# start of Provided data
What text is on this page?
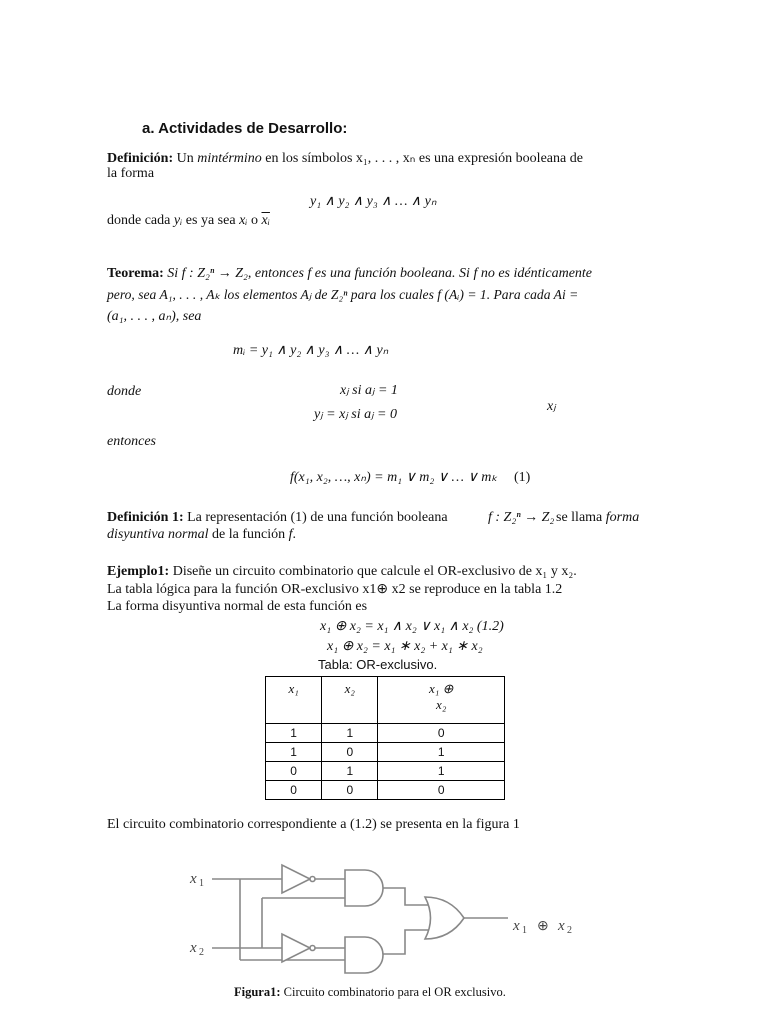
a. Actividades de Desarrollo:
Definición: Un mintérmino en los símbolos x₁, . . . , xₙ es una expresión booleana de
la forma
y₁ ∧ y₂ ∧ y₃ ∧ … ∧ yₙ
donde cada yᵢ es ya sea xᵢ o $\overline{xᵢ}$
Teorema: Si f : Z₂ⁿ → Z₂, entonces f es una función booleana. Si f no es idénticamente
pero, sea A₁, . . . , Aₖ los elementos Aⱼ de Z₂ⁿ para los cuales f (Aᵢ) = 1. Para cada Ai =
(a₁, . . . , aₙ), sea
mᵢ = y₁ ∧ y₂ ∧ y₃ ∧ … ∧ yₙ
donde	xⱼ si aⱼ = 1
yⱼ = xⱼ si aⱼ = 0
xⱼ
entonces
f(x₁, x₂, …, xₙ) = m₁ ∨ m₂ ∨ … ∨ mₖ (1)
Definición 1: La representación (1) de una función booleana	f : Z₂ⁿ → Z₂ se llama forma
disyuntiva normal de la función f.
Ejemplo1: Diseñe un circuito combinatorio que calcule el OR-exclusivo de x₁ y x₂.
La tabla lógica para la función OR-exclusivo x1⊕ x2 se reproduce en la tabla 1.2
La forma disyuntiva normal de esta función es
x₁ ⊕ x₂ = x₁ ∧ x₂ ∨ x₁ ∧ x₂ (1.2)
x₁ ⊕ x₂ = x₁ ∗ x₂ + x₁ ∗ x₂
Tabla: OR-exclusivo.
x₁	x₂	x₁ ⊕
x₂
1	1	0
1	0	1
0	1	1
0	0	0
El circuito combinatorio correspondiente a (1.2) se presenta en la figura 1
x 1
x 2
x 1 ⊕ x 2
Figura1: Circuito combinatorio para el OR exclusivo.
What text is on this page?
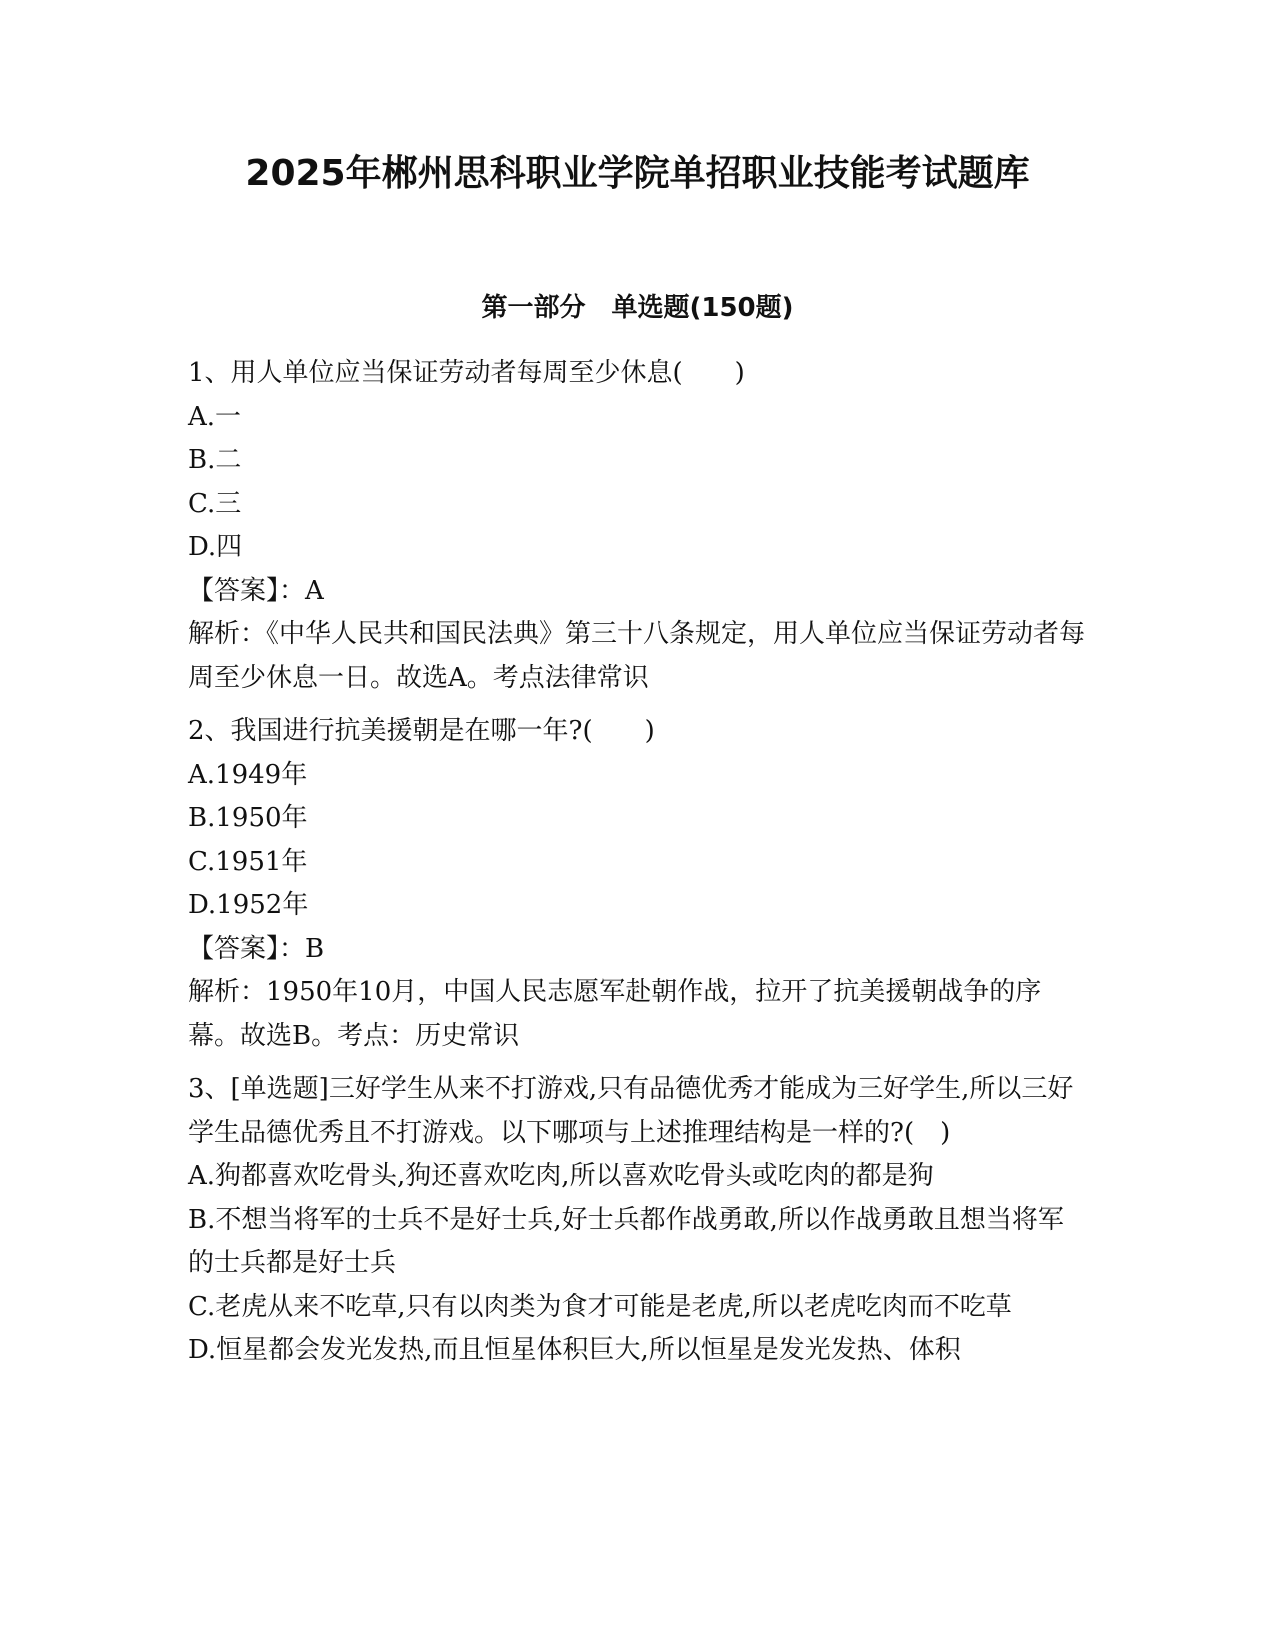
2025年郴州思科职业学院单招职业技能考试题库
第一部分　单选题(150题)

1、用人单位应当保证劳动者每周至少休息(　　)

A.一

B.二

C.三

D.四

【答案】：A

解析：《中华人民共和国民法典》第三十八条规定，用人单位应当保证劳动者每周至少休息一日。故选A。考点法律常识

2、我国进行抗美援朝是在哪一年?(　　)

A.1949年

B.1950年

C.1951年

D.1952年

【答案】：B

解析：1950年10月，中国人民志愿军赴朝作战，拉开了抗美援朝战争的序幕。故选B。考点：历史常识

3、[单选题]三好学生从来不打游戏,只有品德优秀才能成为三好学生,所以三好学生品德优秀且不打游戏。以下哪项与上述推理结构是一样的?(　)

A.狗都喜欢吃骨头,狗还喜欢吃肉,所以喜欢吃骨头或吃肉的都是狗

B.不想当将军的士兵不是好士兵,好士兵都作战勇敢,所以作战勇敢且想当将军的士兵都是好士兵

C.老虎从来不吃草,只有以肉类为食才可能是老虎,所以老虎吃肉而不吃草

D.恒星都会发光发热,而且恒星体积巨大,所以恒星是发光发热、体积
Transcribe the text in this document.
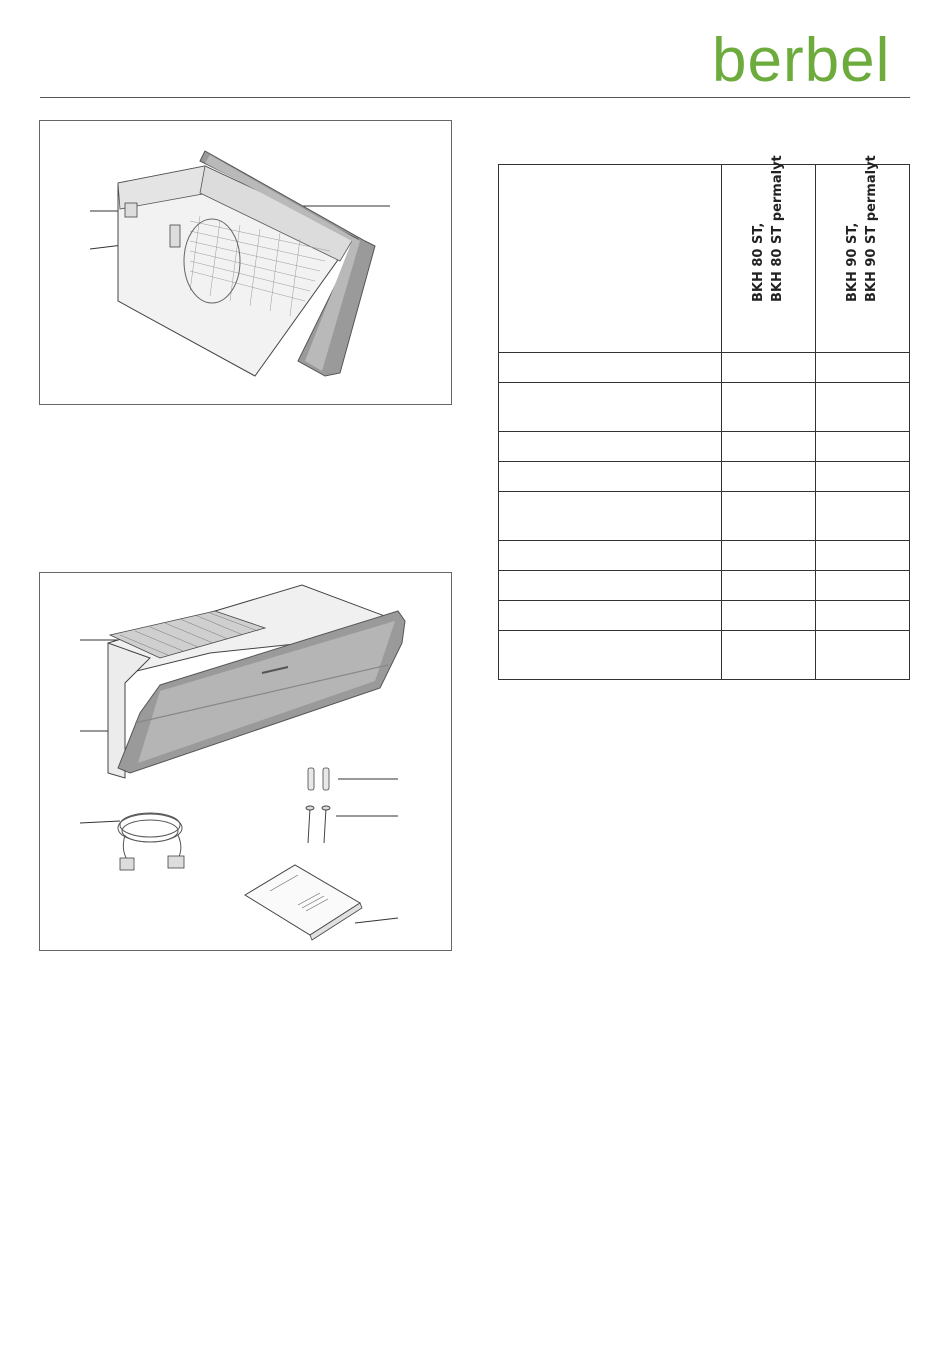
berbel

	BKH 80 ST, BKH 80 ST permalyt	BKH 90 ST, BKH 90 ST permalyt
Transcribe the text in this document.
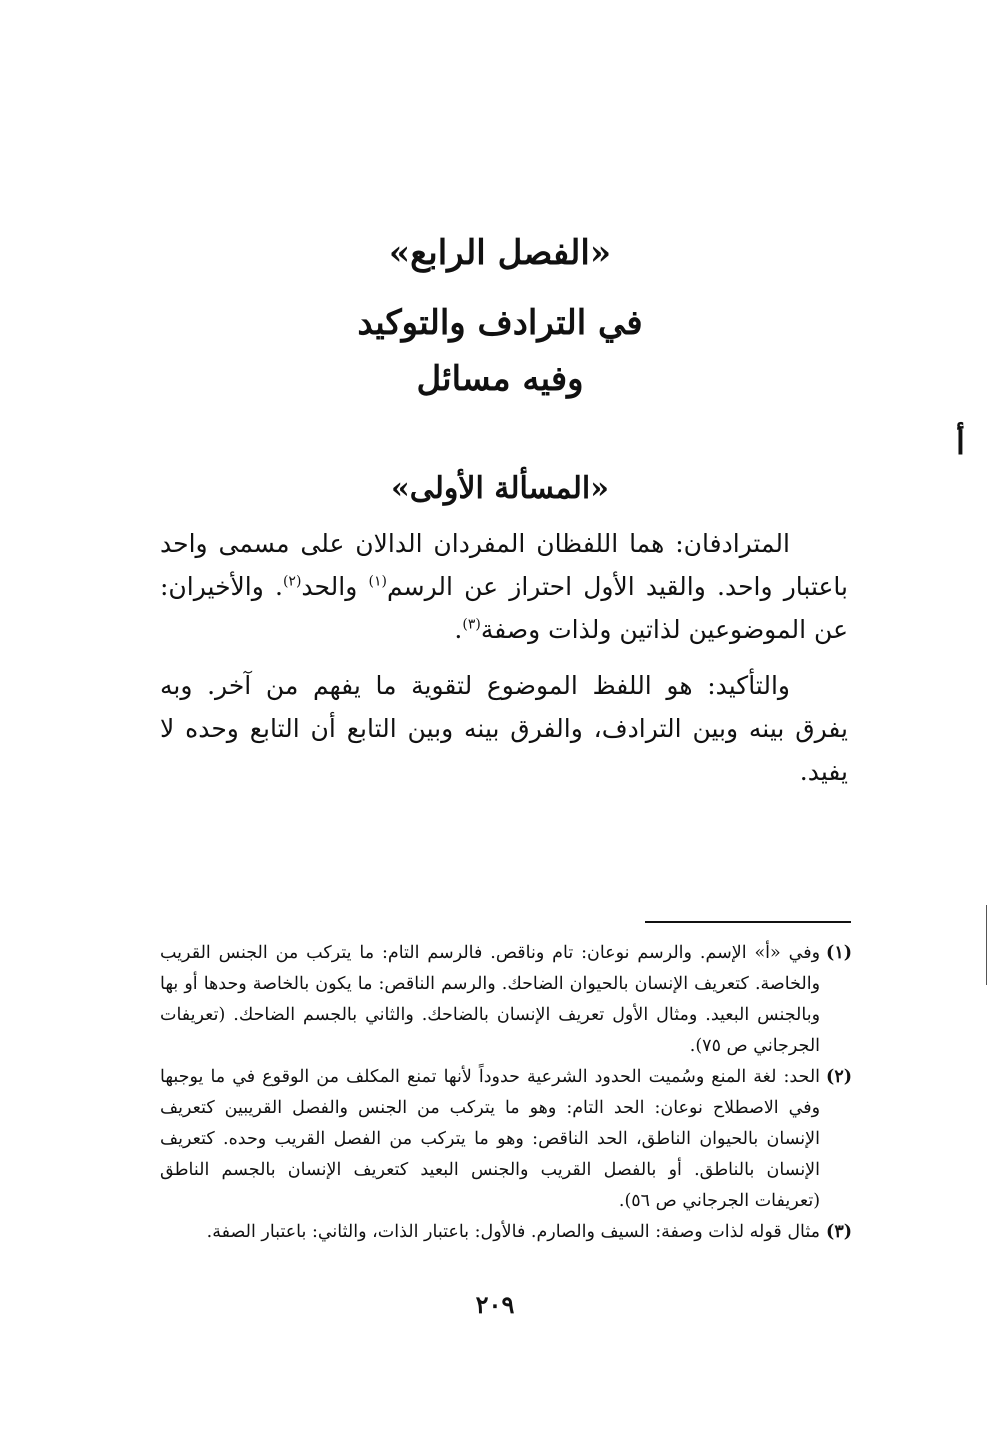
«الفصل الرابع»
في الترادف والتوكيد
وفيه مسائل
أ
«المسألة الأولى»

المترادفان: هما اللفظان المفردان الدالان على مسمى واحد باعتبار واحد. والقيد الأول احتراز عن الرسم$^{(١)}$ والحد$^{(٢)}$. والأخيران: عن الموضوعين لذاتين ولذات وصفة$^{(٣)}$.

والتأكيد: هو اللفظ الموضوع لتقوية ما يفهم من آخر. وبه يفرق بينه وبين الترادف، والفرق بينه وبين التابع أن التابع وحده لا يفيد.

(١)
وفي «أ» الإسم. والرسم نوعان: تام وناقص. فالرسم التام: ما يتركب من الجنس القريب والخاصة. كتعريف الإنسان بالحيوان الضاحك. والرسم الناقص: ما يكون بالخاصة وحدها أو بها وبالجنس البعيد. ومثال الأول تعريف الإنسان بالضاحك. والثاني بالجسم الضاحك. (تعريفات الجرجاني ص ٧٥).
(٢)
الحد: لغة المنع وسُميت الحدود الشرعية حدوداً لأنها تمنع المكلف من الوقوع في ما يوجبها وفي الاصطلاح نوعان: الحد التام: وهو ما يتركب من الجنس والفصل القريبين كتعريف الإنسان بالحيوان الناطق، الحد الناقص: وهو ما يتركب من الفصل القريب وحده. كتعريف الإنسان بالناطق. أو بالفصل القريب والجنس البعيد كتعريف الإنسان بالجسم الناطق (تعريفات الجرجاني ص ٥٦).
(٣)
مثال قوله لذات وصفة: السيف والصارم. فالأول: باعتبار الذات، والثاني: باعتبار الصفة.
٢٠٩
# end of Provided data
> Goal: Reproduce all of the data exactly; the pictures do not belong in the copy.

> Correct response:
What text is on this page?
a. Actividades de Desarrollo:
Definición: Un mintérmino en los símbolos x₁, . . . , xₙ es una expresión booleana de
la forma
y₁ ∧ y₂ ∧ y₃ ∧ … ∧ yₙ
donde cada yᵢ es ya sea xᵢ o $\overline{xᵢ}$
Teorema: Si f : Z₂ⁿ → Z₂, entonces f es una función booleana. Si f no es idénticamente
pero, sea A₁, . . . , Aₖ los elementos Aⱼ de Z₂ⁿ para los cuales f (Aᵢ) = 1. Para cada Ai =
(a₁, . . . , aₙ), sea
mᵢ = y₁ ∧ y₂ ∧ y₃ ∧ … ∧ yₙ
donde	xⱼ si aⱼ = 1
yⱼ = xⱼ si aⱼ = 0
xⱼ
entonces
f(x₁, x₂, …, xₙ) = m₁ ∨ m₂ ∨ … ∨ mₖ (1)
Definición 1: La representación (1) de una función booleana	f : Z₂ⁿ → Z₂ se llama forma
disyuntiva normal de la función f.
Ejemplo1: Diseñe un circuito combinatorio que calcule el OR-exclusivo de x₁ y x₂.
La tabla lógica para la función OR-exclusivo x1⊕ x2 se reproduce en la tabla 1.2
La forma disyuntiva normal de esta función es
x₁ ⊕ x₂ = x₁ ∧ x₂ ∨ x₁ ∧ x₂ (1.2)
x₁ ⊕ x₂ = x₁ ∗ x₂ + x₁ ∗ x₂
Tabla: OR-exclusivo.
x₁	x₂	x₁ ⊕
x₂
1	1	0
1	0	1
0	1	1
0	0	0
El circuito combinatorio correspondiente a (1.2) se presenta en la figura 1
x 1
x 2
x 1 ⊕ x 2
Figura1: Circuito combinatorio para el OR exclusivo.
What text is on this page?
2025年郴州思科职业学院单招职业技能考试题库
第一部分　单选题(150题)

1、用人单位应当保证劳动者每周至少休息(　　)

A.一

B.二

C.三

D.四

【答案】：A

解析：《中华人民共和国民法典》第三十八条规定，用人单位应当保证劳动者每周至少休息一日。故选A。考点法律常识

2、我国进行抗美援朝是在哪一年?(　　)

A.1949年

B.1950年

C.1951年

D.1952年

【答案】：B

解析：1950年10月，中国人民志愿军赴朝作战，拉开了抗美援朝战争的序幕。故选B。考点：历史常识

3、[单选题]三好学生从来不打游戏,只有品德优秀才能成为三好学生,所以三好学生品德优秀且不打游戏。以下哪项与上述推理结构是一样的?(　)

A.狗都喜欢吃骨头,狗还喜欢吃肉,所以喜欢吃骨头或吃肉的都是狗

B.不想当将军的士兵不是好士兵,好士兵都作战勇敢,所以作战勇敢且想当将军的士兵都是好士兵

C.老虎从来不吃草,只有以肉类为食才可能是老虎,所以老虎吃肉而不吃草

D.恒星都会发光发热,而且恒星体积巨大,所以恒星是发光发热、体积
Transcribe the text in this document.
berbel

	BKH 80 ST, BKH 80 ST permalyt	BKH 90 ST, BKH 90 ST permalyt
Transcribe the text in this document.
«الفصل الرابع»
في الترادف والتوكيد
وفيه مسائل
أ
«المسألة الأولى»

المترادفان: هما اللفظان المفردان الدالان على مسمى واحد باعتبار واحد. والقيد الأول احتراز عن الرسم$^{(١)}$ والحد$^{(٢)}$. والأخيران: عن الموضوعين لذاتين ولذات وصفة$^{(٣)}$.

والتأكيد: هو اللفظ الموضوع لتقوية ما يفهم من آخر. وبه يفرق بينه وبين الترادف، والفرق بينه وبين التابع أن التابع وحده لا يفيد.

(١)
وفي «أ» الإسم. والرسم نوعان: تام وناقص. فالرسم التام: ما يتركب من الجنس القريب والخاصة. كتعريف الإنسان بالحيوان الضاحك. والرسم الناقص: ما يكون بالخاصة وحدها أو بها وبالجنس البعيد. ومثال الأول تعريف الإنسان بالضاحك. والثاني بالجسم الضاحك. (تعريفات الجرجاني ص ٧٥).
(٢)
الحد: لغة المنع وسُميت الحدود الشرعية حدوداً لأنها تمنع المكلف من الوقوع في ما يوجبها وفي الاصطلاح نوعان: الحد التام: وهو ما يتركب من الجنس والفصل القريبين كتعريف الإنسان بالحيوان الناطق، الحد الناقص: وهو ما يتركب من الفصل القريب وحده. كتعريف الإنسان بالناطق. أو بالفصل القريب والجنس البعيد كتعريف الإنسان بالجسم الناطق (تعريفات الجرجاني ص ٥٦).
(٣)
مثال قوله لذات وصفة: السيف والصارم. فالأول: باعتبار الذات، والثاني: باعتبار الصفة.
٢٠٩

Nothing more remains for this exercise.